Source records:
• • • • •

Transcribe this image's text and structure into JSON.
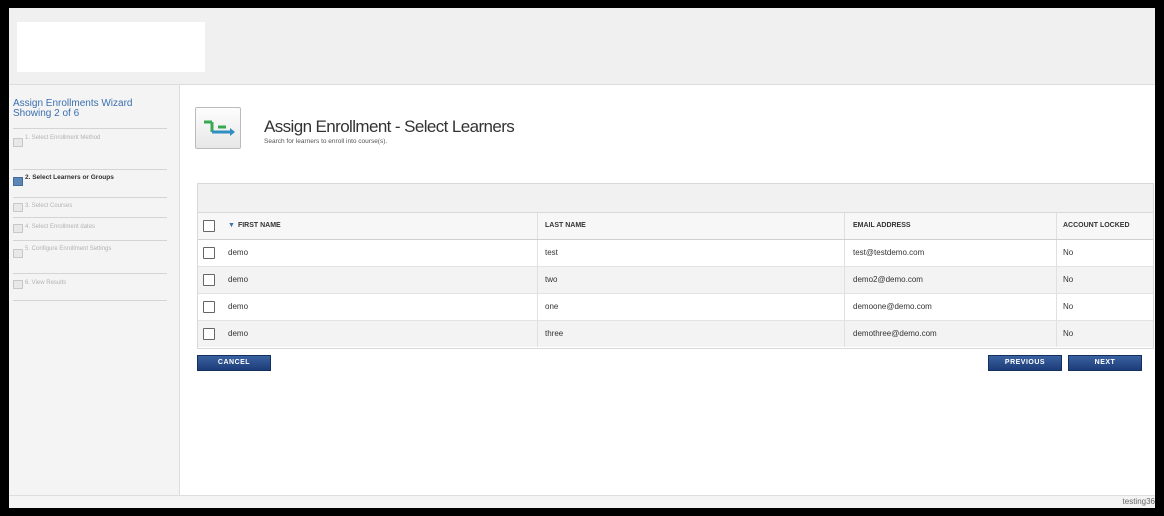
{
  "wizard": {
    "title_line1": "Assign Enrollments Wizard",
    "title_line2": "Showing 2 of 6",
    "steps": [
      {
        "label": "1. Select Enrollment Method",
        "active": false
      },
      {
        "label": "2. Select Learners or Groups",
        "active": true
      },
      {
        "label": "3. Select Courses",
        "active": false
      },
      {
        "label": "4. Select Enrollment dates",
        "active": false
      },
      {
        "label": "5. Configure Enrollment Settings",
        "active": false
      },
      {
        "label": "6. View Results",
        "active": false
      }
    ]
  },
  "page": {
    "title": "Assign Enrollment - Select Learners",
    "subtitle": "Search for learners to enroll into course(s).",
    "icon": "enrollment-icon"
  },
  "table": {
    "headers": {
      "first_name": "FIRST NAME",
      "last_name": "LAST NAME",
      "email": "EMAIL ADDRESS",
      "locked": "ACCOUNT LOCKED"
    },
    "rows": [
      {
        "first": "demo",
        "last": "test",
        "email": "test@testdemo.com",
        "locked": "No"
      },
      {
        "first": "demo",
        "last": "two",
        "email": "demo2@demo.com",
        "locked": "No"
      },
      {
        "first": "demo",
        "last": "one",
        "email": "demoone@demo.com",
        "locked": "No"
      },
      {
        "first": "demo",
        "last": "three",
        "email": "demothree@demo.com",
        "locked": "No"
      }
    ]
  },
  "buttons": {
    "cancel": "CANCEL",
    "previous": "PREVIOUS",
    "next": "NEXT"
  },
  "footer": {
    "text": "testing36"
  },
  "colors": {
    "accent_blue": "#1c3c78",
    "link_blue": "#3a6fb0"
  }
}
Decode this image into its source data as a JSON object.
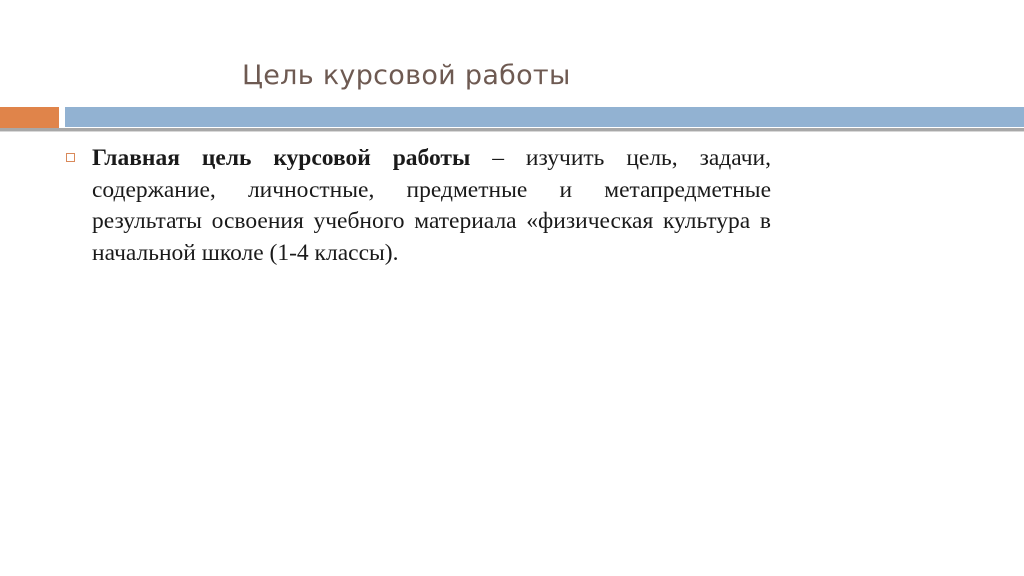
{
  "slide": {
    "title": "Цель курсовой работы",
    "bullets": [
      {
        "bold": "Главная цель курсовой работы",
        "text": " – изучить цель, задачи, содержание, личностные, предметные и метапредметные результаты освоения учебного материала «физическая культура в начальной школе (1-4 классы)."
      }
    ]
  },
  "colors": {
    "accent_orange": "#e0844a",
    "accent_blue": "#92b2d2",
    "title_color": "#6e5a52"
  }
}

• • • • •

Goal of the exercise: Gather each line that holds "this".

Result below:
Transcribe this image's text and structure into JSON.
Decode this image into its source data as a JSON object.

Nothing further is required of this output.